## Data
-- Begin --

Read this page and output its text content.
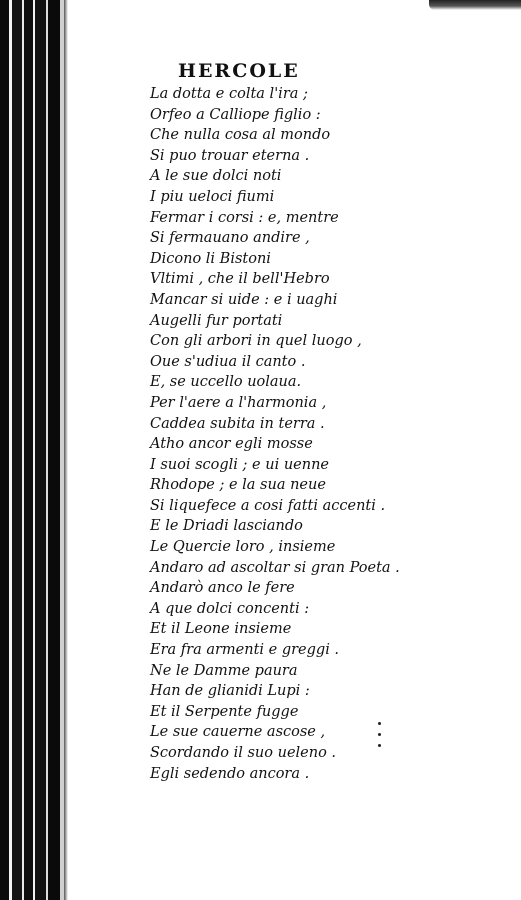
HERCOLE
La dotta e colta l'ira ;
Orfeo a Calliope figlio :
Che nulla cosa al mondo
Si puo trouar eterna .
A le sue dolci noti
I piu ueloci fiumi
Fermar i corsi : e, mentre
Si fermauano andire ,
Dicono li Bistoni
Vltimi , che il bell'Hebro
Mancar si uide : e i uaghi
Augelli fur portati
Con gli arbori in quel luogo ,
Oue s'udiua il canto .
E, se uccello uolaua.
Per l'aere a l'harmonia ,
Caddea subita in terra .
Atho ancor egli mosse
I suoi scogli ; e ui uenne
Rhodope ; e la sua neue
Si liquefece a cosi fatti accenti .
E le Driadi lasciando
Le Quercie loro , insieme
Andaro ad ascoltar si gran Poeta .
Andarò anco le fere
A que dolci concenti :
Et il Leone insieme
Era fra armenti e greggi .
Ne le Damme paura
Han de glianidi Lupi :
Et il Serpente fugge
Le sue cauerne ascose ,
Scordando il suo ueleno .
Egli sedendo ancora .
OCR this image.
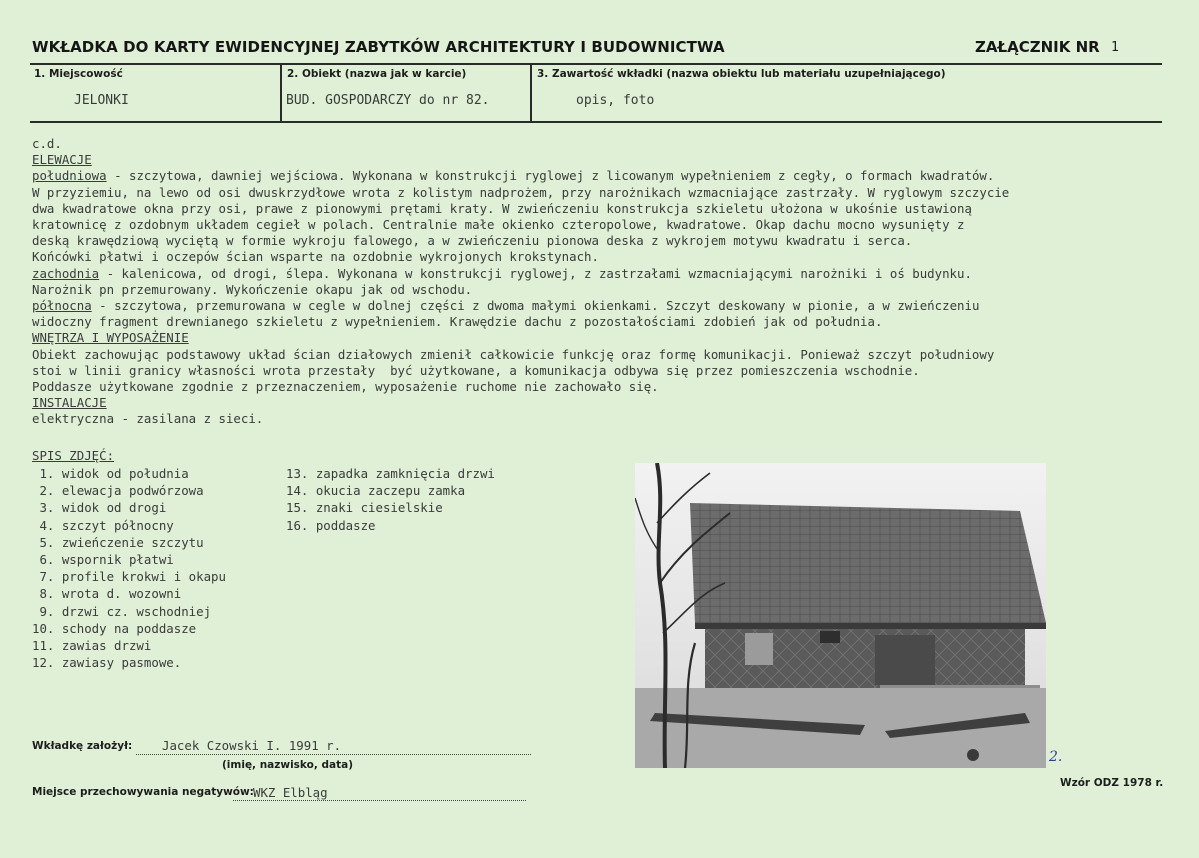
WKŁADKA DO KARTY EWIDENCYJNEJ ZABYTKÓW ARCHITEKTURY I BUDOWNICTWA	ZAŁĄCZNIK NR 1
1. Miejscowość
JELONKI
2. Obiekt (nazwa jak w karcie)
BUD. GOSPODARCZY do nr 82.
3. Zawartość wkładki (nazwa obiektu lub materiału uzupełniającego)
opis, foto
c.d.
ELEWACJE
południowa - szczytowa, dawniej wejściowa. Wykonana w konstrukcji ryglowej z licowanym wypełnieniem z cegły, o formach kwadratów.
W przyziemiu, na lewo od osi dwuskrzydłowe wrota z kolistym nadprożem, przy narożnikach wzmacniające zastrzały. W ryglowym szczycie
dwa kwadratowe okna przy osi, prawe z pionowymi prętami kraty. W zwieńczeniu konstrukcja szkieletu ułożona w ukośnie ustawioną
kratownicę z ozdobnym układem cegieł w polach. Centralnie małe okienko czteropolowe, kwadratowe. Okap dachu mocno wysunięty z
deską krawędziową wyciętą w formie wykroju falowego, a w zwieńczeniu pionowa deska z wykrojem motywu kwadratu i serca.
Końcówki płatwi i oczepów ścian wsparte na ozdobnie wykrojonych krokstynach.
zachodnia - kalenicowa, od drogi, ślepa. Wykonana w konstrukcji ryglowej, z zastrzałami wzmacniającymi narożniki i oś budynku.
Narożnik pn przemurowany. Wykończenie okapu jak od wschodu.
północna - szczytowa, przemurowana w cegle w dolnej części z dwoma małymi okienkami. Szczyt deskowany w pionie, a w zwieńczeniu
widoczny fragment drewnianego szkieletu z wypełnieniem. Krawędzie dachu z pozostałościami zdobień jak od południa.
WNĘTRZA I WYPOSAŻENIE
Obiekt zachowując podstawowy układ ścian działowych zmienił całkowicie funkcję oraz formę komunikacji. Ponieważ szczyt południowy
stoi w linii granicy własności wrota przestały  być użytkowane, a komunikacja odbywa się przez pomieszczenia wschodnie.
Poddasze użytkowane zgodnie z przeznaczeniem, wyposażenie ruchome nie zachowało się.
INSTALACJE
elektryczna - zasilana z sieci.
SPIS ZDJĘĆ:
1. widok od południa
2. elewacja podwórzowa
3. widok od drogi
4. szczyt północny
5. zwieńczenie szczytu
6. wspornik płatwi
7. profile krokwi i okapu
8. wrota d. wozowni
9. drzwi cz. wschodniej
10. schody na poddasze
11. zawias drzwi
12. zawiasy pasmowe.
13. zapadka zamknięcia drzwi
14. okucia zaczepu zamka
15. znaki ciesielskie
16. poddasze
2.
Wkładkę założył: Jacek Czowski I. 1991 r.
(imię, nazwisko, data)
Miejsce przechowywania negatywów: WKZ Elbląg
Wzór ODZ 1978 r.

-- End --

## What this task involves
Reproduce all entries exactly. Pictures do not belong in the copy.

## Written reply
Read this page and output its text content.
HERCOLE
La dotta e colta l'ira ;
Orfeo a Calliope figlio :
Che nulla cosa al mondo
Si puo trouar eterna .
A le sue dolci noti
I piu ueloci fiumi
Fermar i corsi : e, mentre
Si fermauano andire ,
Dicono li Bistoni
Vltimi , che il bell'Hebro
Mancar si uide : e i uaghi
Augelli fur portati
Con gli arbori in quel luogo ,
Oue s'udiua il canto .
E, se uccello uolaua.
Per l'aere a l'harmonia ,
Caddea subita in terra .
Atho ancor egli mosse
I suoi scogli ; e ui uenne
Rhodope ; e la sua neue
Si liquefece a cosi fatti accenti .
E le Driadi lasciando
Le Quercie loro , insieme
Andaro ad ascoltar si gran Poeta .
Andarò anco le fere
A que dolci concenti :
Et il Leone insieme
Era fra armenti e greggi .
Ne le Damme paura
Han de glianidi Lupi :
Et il Serpente fugge
Le sue cauerne ascose ,
Scordando il suo ueleno .
Egli sedendo ancora .
OCR this image.
WKŁADKA DO KARTY EWIDENCYJNEJ ZABYTKÓW ARCHITEKTURY I BUDOWNICTWA	ZAŁĄCZNIK NR 1
1. Miejscowość
JELONKI
2. Obiekt (nazwa jak w karcie)
BUD. GOSPODARCZY do nr 82.
3. Zawartość wkładki (nazwa obiektu lub materiału uzupełniającego)
opis, foto
c.d.
ELEWACJE
południowa - szczytowa, dawniej wejściowa. Wykonana w konstrukcji ryglowej z licowanym wypełnieniem z cegły, o formach kwadratów.
W przyziemiu, na lewo od osi dwuskrzydłowe wrota z kolistym nadprożem, przy narożnikach wzmacniające zastrzały. W ryglowym szczycie
dwa kwadratowe okna przy osi, prawe z pionowymi prętami kraty. W zwieńczeniu konstrukcja szkieletu ułożona w ukośnie ustawioną
kratownicę z ozdobnym układem cegieł w polach. Centralnie małe okienko czteropolowe, kwadratowe. Okap dachu mocno wysunięty z
deską krawędziową wyciętą w formie wykroju falowego, a w zwieńczeniu pionowa deska z wykrojem motywu kwadratu i serca.
Końcówki płatwi i oczepów ścian wsparte na ozdobnie wykrojonych krokstynach.
zachodnia - kalenicowa, od drogi, ślepa. Wykonana w konstrukcji ryglowej, z zastrzałami wzmacniającymi narożniki i oś budynku.
Narożnik pn przemurowany. Wykończenie okapu jak od wschodu.
północna - szczytowa, przemurowana w cegle w dolnej części z dwoma małymi okienkami. Szczyt deskowany w pionie, a w zwieńczeniu
widoczny fragment drewnianego szkieletu z wypełnieniem. Krawędzie dachu z pozostałościami zdobień jak od południa.
WNĘTRZA I WYPOSAŻENIE
Obiekt zachowując podstawowy układ ścian działowych zmienił całkowicie funkcję oraz formę komunikacji. Ponieważ szczyt południowy
stoi w linii granicy własności wrota przestały  być użytkowane, a komunikacja odbywa się przez pomieszczenia wschodnie.
Poddasze użytkowane zgodnie z przeznaczeniem, wyposażenie ruchome nie zachowało się.
INSTALACJE
elektryczna - zasilana z sieci.
SPIS ZDJĘĆ:
1. widok od południa
2. elewacja podwórzowa
3. widok od drogi
4. szczyt północny
5. zwieńczenie szczytu
6. wspornik płatwi
7. profile krokwi i okapu
8. wrota d. wozowni
9. drzwi cz. wschodniej
10. schody na poddasze
11. zawias drzwi
12. zawiasy pasmowe.
13. zapadka zamknięcia drzwi
14. okucia zaczepu zamka
15. znaki ciesielskie
16. poddasze
2.
Wkładkę założył: Jacek Czowski I. 1991 r.
(imię, nazwisko, data)
Miejsce przechowywania negatywów: WKZ Elbląg
Wzór ODZ 1978 r.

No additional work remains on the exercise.